The problem.
Word for word, copy all the data and drop the pictures.

── Dataset excerpts

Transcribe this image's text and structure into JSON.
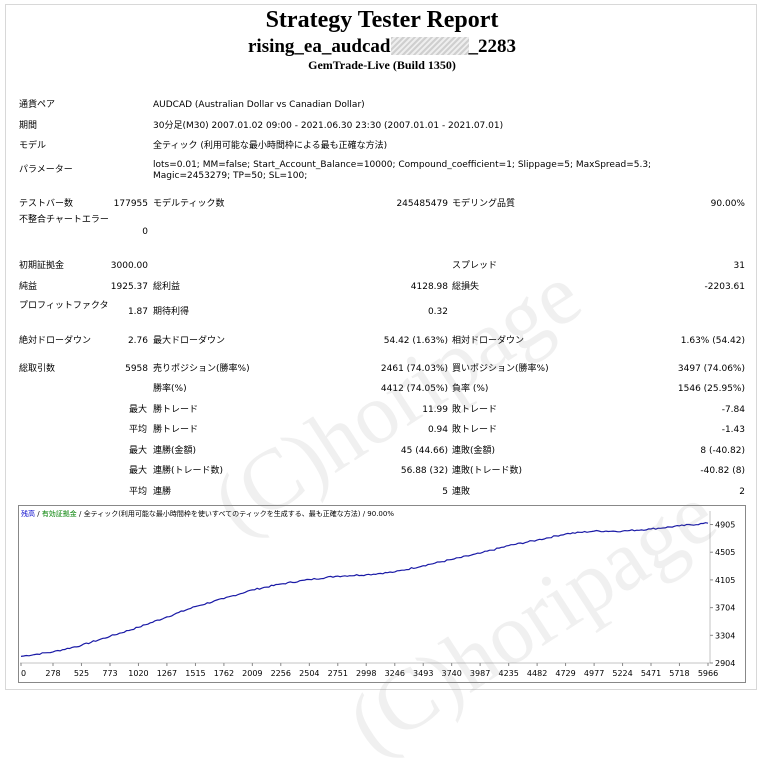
{
  "header": {
    "title": "Strategy Tester Report",
    "ea_prefix": "rising_ea_audcad",
    "ea_suffix": "_2283",
    "server": "GemTrade-Live (Build 1350)"
  },
  "info": {
    "currency_pair_label": "通貨ペア",
    "currency_pair": "AUDCAD (Australian Dollar vs Canadian Dollar)",
    "period_label": "期間",
    "period": "30分足(M30) 2007.01.02 09:00 - 2021.06.30 23:30 (2007.01.01 - 2021.07.01)",
    "model_label": "モデル",
    "model": "全ティック (利用可能な最小時間枠による最も正確な方法)",
    "params_label": "パラメーター",
    "params": "lots=0.01; MM=false; Start_Account_Balance=10000; Compound_coefficient=1; Slippage=5; MaxSpread=5.3; Magic=2453279; TP=50; SL=100;"
  },
  "stats": {
    "bars_label": "テストバー数",
    "bars": "177955",
    "ticks_label": "モデルティック数",
    "ticks": "245485479",
    "quality_label": "モデリング品質",
    "quality": "90.00%",
    "mismatch_label": "不整合チャートエラー",
    "mismatch": "0",
    "deposit_label": "初期証拠金",
    "deposit": "3000.00",
    "spread_label": "スプレッド",
    "spread": "31",
    "net_label": "純益",
    "net": "1925.37",
    "gross_profit_label": "総利益",
    "gross_profit": "4128.98",
    "gross_loss_label": "総損失",
    "gross_loss": "-2203.61",
    "pf_label": "プロフィットファクタ",
    "pf": "1.87",
    "expected_label": "期待利得",
    "expected": "0.32",
    "abs_dd_label": "絶対ドローダウン",
    "abs_dd": "2.76",
    "max_dd_label": "最大ドローダウン",
    "max_dd": "54.42 (1.63%)",
    "rel_dd_label": "相対ドローダウン",
    "rel_dd": "1.63% (54.42)",
    "total_trades_label": "総取引数",
    "total_trades": "5958",
    "short_label": "売りポジション(勝率%)",
    "short": "2461 (74.03%)",
    "long_label": "買いポジション(勝率%)",
    "long": "3497 (74.06%)",
    "win_rate_label": "勝率(%)",
    "win_rate": "4412 (74.05%)",
    "loss_rate_label": "負率 (%)",
    "loss_rate": "1546 (25.95%)",
    "largest_label": "最大",
    "largest_win_label": "勝トレード",
    "largest_win": "11.99",
    "largest_loss_label": "敗トレード",
    "largest_loss": "-7.84",
    "average_label": "平均",
    "avg_win_label": "勝トレード",
    "avg_win": "0.94",
    "avg_loss_label": "敗トレード",
    "avg_loss": "-1.43",
    "max1_label": "最大",
    "cons_wins_amt_label": "連勝(金額)",
    "cons_wins_amt": "45 (44.66)",
    "cons_losses_amt_label": "連敗(金額)",
    "cons_losses_amt": "8 (-40.82)",
    "max2_label": "最大",
    "cons_profit_label": "連勝(トレード数)",
    "cons_profit": "56.88 (32)",
    "cons_loss_label": "連敗(トレード数)",
    "cons_loss": "-40.82 (8)",
    "avg2_label": "平均",
    "avg_cons_wins_label": "連勝",
    "avg_cons_wins": "5",
    "avg_cons_losses_label": "連敗",
    "avg_cons_losses": "2"
  },
  "chart_header": {
    "balance": "残高",
    "sep1": " / ",
    "equity": "有効証拠金",
    "sep2": " / ",
    "desc": "全ティック(利用可能な最小時間枠を使いすべてのティックを生成する、最も正確な方法) / 90.00%"
  },
  "watermark": "(C)horipage",
  "colors": {
    "line": "#1a1aa6",
    "balance_label": "#0000cc",
    "equity_label": "#008000"
  },
  "chart_data": {
    "type": "line",
    "x": [
      0,
      278,
      525,
      773,
      1020,
      1267,
      1515,
      1762,
      2009,
      2256,
      2504,
      2751,
      2998,
      3246,
      3493,
      3740,
      3987,
      4235,
      4482,
      4729,
      4977,
      5224,
      5471,
      5718,
      5966
    ],
    "x_ticks": [
      "0",
      "278",
      "525",
      "773",
      "1020",
      "1267",
      "1515",
      "1762",
      "2009",
      "2256",
      "2504",
      "2751",
      "2998",
      "3246",
      "3493",
      "3740",
      "3987",
      "4235",
      "4482",
      "4729",
      "4977",
      "5224",
      "5471",
      "5718",
      "5966"
    ],
    "y_ticks": [
      "2904",
      "3304",
      "3704",
      "4105",
      "4505",
      "4905"
    ],
    "ylim": [
      2904,
      4985
    ],
    "series": [
      {
        "values": [
          3000,
          3065,
          3160,
          3290,
          3420,
          3570,
          3720,
          3835,
          3960,
          4045,
          4110,
          4160,
          4180,
          4220,
          4310,
          4400,
          4490,
          4600,
          4680,
          4770,
          4810,
          4810,
          4840,
          4885,
          4925
        ]
      }
    ]
  }
}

────

The answer.
Transcribe this image's text and structure into JSON.
{
  "header": {
    "title": "Strategy Tester Report",
    "ea_prefix": "rising_ea_audcad",
    "ea_suffix": "_2283",
    "server": "GemTrade-Live (Build 1350)"
  },
  "info": {
    "currency_pair_label": "通貨ペア",
    "currency_pair": "AUDCAD (Australian Dollar vs Canadian Dollar)",
    "period_label": "期間",
    "period": "30分足(M30) 2007.01.02 09:00 - 2021.06.30 23:30 (2007.01.01 - 2021.07.01)",
    "model_label": "モデル",
    "model": "全ティック (利用可能な最小時間枠による最も正確な方法)",
    "params_label": "パラメーター",
    "params": "lots=0.01; MM=false; Start_Account_Balance=10000; Compound_coefficient=1; Slippage=5; MaxSpread=5.3; Magic=2453279; TP=50; SL=100;"
  },
  "stats": {
    "bars_label": "テストバー数",
    "bars": "177955",
    "ticks_label": "モデルティック数",
    "ticks": "245485479",
    "quality_label": "モデリング品質",
    "quality": "90.00%",
    "mismatch_label": "不整合チャートエラー",
    "mismatch": "0",
    "deposit_label": "初期証拠金",
    "deposit": "3000.00",
    "spread_label": "スプレッド",
    "spread": "31",
    "net_label": "純益",
    "net": "1925.37",
    "gross_profit_label": "総利益",
    "gross_profit": "4128.98",
    "gross_loss_label": "総損失",
    "gross_loss": "-2203.61",
    "pf_label": "プロフィットファクタ",
    "pf": "1.87",
    "expected_label": "期待利得",
    "expected": "0.32",
    "abs_dd_label": "絶対ドローダウン",
    "abs_dd": "2.76",
    "max_dd_label": "最大ドローダウン",
    "max_dd": "54.42 (1.63%)",
    "rel_dd_label": "相対ドローダウン",
    "rel_dd": "1.63% (54.42)",
    "total_trades_label": "総取引数",
    "total_trades": "5958",
    "short_label": "売りポジション(勝率%)",
    "short": "2461 (74.03%)",
    "long_label": "買いポジション(勝率%)",
    "long": "3497 (74.06%)",
    "win_rate_label": "勝率(%)",
    "win_rate": "4412 (74.05%)",
    "loss_rate_label": "負率 (%)",
    "loss_rate": "1546 (25.95%)",
    "largest_label": "最大",
    "largest_win_label": "勝トレード",
    "largest_win": "11.99",
    "largest_loss_label": "敗トレード",
    "largest_loss": "-7.84",
    "average_label": "平均",
    "avg_win_label": "勝トレード",
    "avg_win": "0.94",
    "avg_loss_label": "敗トレード",
    "avg_loss": "-1.43",
    "max1_label": "最大",
    "cons_wins_amt_label": "連勝(金額)",
    "cons_wins_amt": "45 (44.66)",
    "cons_losses_amt_label": "連敗(金額)",
    "cons_losses_amt": "8 (-40.82)",
    "max2_label": "最大",
    "cons_profit_label": "連勝(トレード数)",
    "cons_profit": "56.88 (32)",
    "cons_loss_label": "連敗(トレード数)",
    "cons_loss": "-40.82 (8)",
    "avg2_label": "平均",
    "avg_cons_wins_label": "連勝",
    "avg_cons_wins": "5",
    "avg_cons_losses_label": "連敗",
    "avg_cons_losses": "2"
  },
  "chart_header": {
    "balance": "残高",
    "sep1": " / ",
    "equity": "有効証拠金",
    "sep2": " / ",
    "desc": "全ティック(利用可能な最小時間枠を使いすべてのティックを生成する、最も正確な方法) / 90.00%"
  },
  "watermark": "(C)horipage",
  "colors": {
    "line": "#1a1aa6",
    "balance_label": "#0000cc",
    "equity_label": "#008000"
  },
  "chart_data": {
    "type": "line",
    "x": [
      0,
      278,
      525,
      773,
      1020,
      1267,
      1515,
      1762,
      2009,
      2256,
      2504,
      2751,
      2998,
      3246,
      3493,
      3740,
      3987,
      4235,
      4482,
      4729,
      4977,
      5224,
      5471,
      5718,
      5966
    ],
    "x_ticks": [
      "0",
      "278",
      "525",
      "773",
      "1020",
      "1267",
      "1515",
      "1762",
      "2009",
      "2256",
      "2504",
      "2751",
      "2998",
      "3246",
      "3493",
      "3740",
      "3987",
      "4235",
      "4482",
      "4729",
      "4977",
      "5224",
      "5471",
      "5718",
      "5966"
    ],
    "y_ticks": [
      "2904",
      "3304",
      "3704",
      "4105",
      "4505",
      "4905"
    ],
    "ylim": [
      2904,
      4985
    ],
    "series": [
      {
        "values": [
          3000,
          3065,
          3160,
          3290,
          3420,
          3570,
          3720,
          3835,
          3960,
          4045,
          4110,
          4160,
          4180,
          4220,
          4310,
          4400,
          4490,
          4600,
          4680,
          4770,
          4810,
          4810,
          4840,
          4885,
          4925
        ]
      }
    ]
  }
}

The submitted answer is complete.